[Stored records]
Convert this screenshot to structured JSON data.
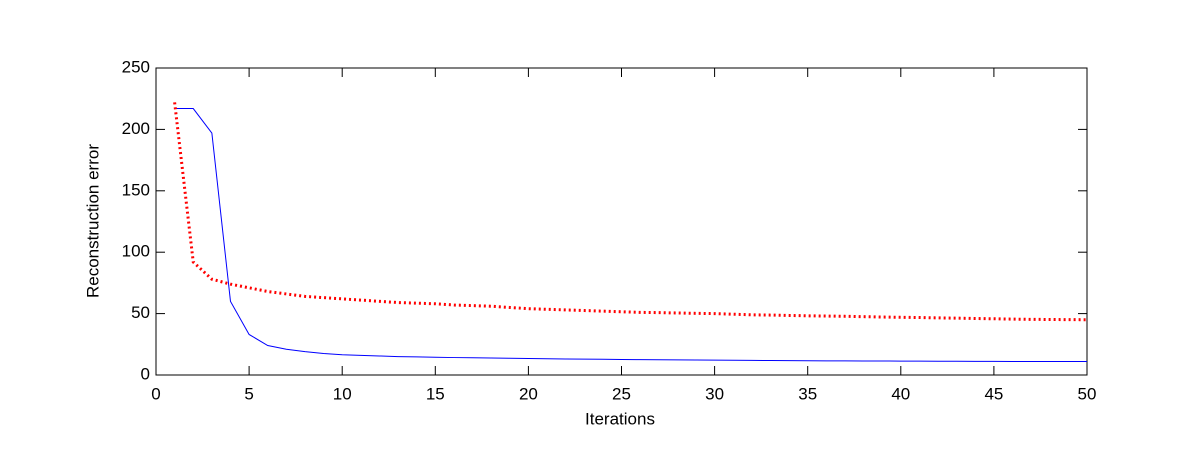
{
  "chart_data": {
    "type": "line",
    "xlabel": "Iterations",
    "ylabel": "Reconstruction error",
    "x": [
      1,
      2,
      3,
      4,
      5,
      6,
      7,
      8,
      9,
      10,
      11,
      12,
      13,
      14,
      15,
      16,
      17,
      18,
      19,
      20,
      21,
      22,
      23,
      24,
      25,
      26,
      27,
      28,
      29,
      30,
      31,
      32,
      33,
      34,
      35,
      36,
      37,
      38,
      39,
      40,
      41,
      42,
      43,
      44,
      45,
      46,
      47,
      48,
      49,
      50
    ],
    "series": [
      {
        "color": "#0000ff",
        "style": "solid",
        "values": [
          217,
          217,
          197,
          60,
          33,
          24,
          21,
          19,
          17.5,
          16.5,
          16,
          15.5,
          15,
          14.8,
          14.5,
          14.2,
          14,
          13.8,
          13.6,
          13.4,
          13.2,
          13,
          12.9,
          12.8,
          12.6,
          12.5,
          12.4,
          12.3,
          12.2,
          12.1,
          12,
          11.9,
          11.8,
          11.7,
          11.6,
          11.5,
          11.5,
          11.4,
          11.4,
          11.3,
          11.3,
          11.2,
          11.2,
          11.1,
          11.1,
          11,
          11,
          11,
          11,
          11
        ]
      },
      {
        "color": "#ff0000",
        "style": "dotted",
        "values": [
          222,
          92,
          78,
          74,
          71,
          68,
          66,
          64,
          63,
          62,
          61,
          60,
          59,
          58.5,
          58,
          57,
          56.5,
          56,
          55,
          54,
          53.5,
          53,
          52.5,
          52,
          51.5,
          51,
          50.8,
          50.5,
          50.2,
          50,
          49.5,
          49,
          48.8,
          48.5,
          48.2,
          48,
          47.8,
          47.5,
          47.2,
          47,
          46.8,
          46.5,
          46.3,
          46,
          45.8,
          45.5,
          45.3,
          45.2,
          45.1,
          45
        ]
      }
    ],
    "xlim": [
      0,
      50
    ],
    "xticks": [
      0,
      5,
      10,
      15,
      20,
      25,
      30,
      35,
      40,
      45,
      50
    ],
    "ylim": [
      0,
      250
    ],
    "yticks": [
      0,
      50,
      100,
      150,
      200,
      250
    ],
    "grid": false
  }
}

● EXERCISE TASK
All of the lines above should be printed exactly, minus the pictures.

● OUTPUT FOR THIS EXERCISE
Convert this screenshot to structured JSON data.
{
  "chart_data": {
    "type": "line",
    "xlabel": "Iterations",
    "ylabel": "Reconstruction error",
    "x": [
      1,
      2,
      3,
      4,
      5,
      6,
      7,
      8,
      9,
      10,
      11,
      12,
      13,
      14,
      15,
      16,
      17,
      18,
      19,
      20,
      21,
      22,
      23,
      24,
      25,
      26,
      27,
      28,
      29,
      30,
      31,
      32,
      33,
      34,
      35,
      36,
      37,
      38,
      39,
      40,
      41,
      42,
      43,
      44,
      45,
      46,
      47,
      48,
      49,
      50
    ],
    "series": [
      {
        "color": "#0000ff",
        "style": "solid",
        "values": [
          217,
          217,
          197,
          60,
          33,
          24,
          21,
          19,
          17.5,
          16.5,
          16,
          15.5,
          15,
          14.8,
          14.5,
          14.2,
          14,
          13.8,
          13.6,
          13.4,
          13.2,
          13,
          12.9,
          12.8,
          12.6,
          12.5,
          12.4,
          12.3,
          12.2,
          12.1,
          12,
          11.9,
          11.8,
          11.7,
          11.6,
          11.5,
          11.5,
          11.4,
          11.4,
          11.3,
          11.3,
          11.2,
          11.2,
          11.1,
          11.1,
          11,
          11,
          11,
          11,
          11
        ]
      },
      {
        "color": "#ff0000",
        "style": "dotted",
        "values": [
          222,
          92,
          78,
          74,
          71,
          68,
          66,
          64,
          63,
          62,
          61,
          60,
          59,
          58.5,
          58,
          57,
          56.5,
          56,
          55,
          54,
          53.5,
          53,
          52.5,
          52,
          51.5,
          51,
          50.8,
          50.5,
          50.2,
          50,
          49.5,
          49,
          48.8,
          48.5,
          48.2,
          48,
          47.8,
          47.5,
          47.2,
          47,
          46.8,
          46.5,
          46.3,
          46,
          45.8,
          45.5,
          45.3,
          45.2,
          45.1,
          45
        ]
      }
    ],
    "xlim": [
      0,
      50
    ],
    "xticks": [
      0,
      5,
      10,
      15,
      20,
      25,
      30,
      35,
      40,
      45,
      50
    ],
    "ylim": [
      0,
      250
    ],
    "yticks": [
      0,
      50,
      100,
      150,
      200,
      250
    ],
    "grid": false
  }
}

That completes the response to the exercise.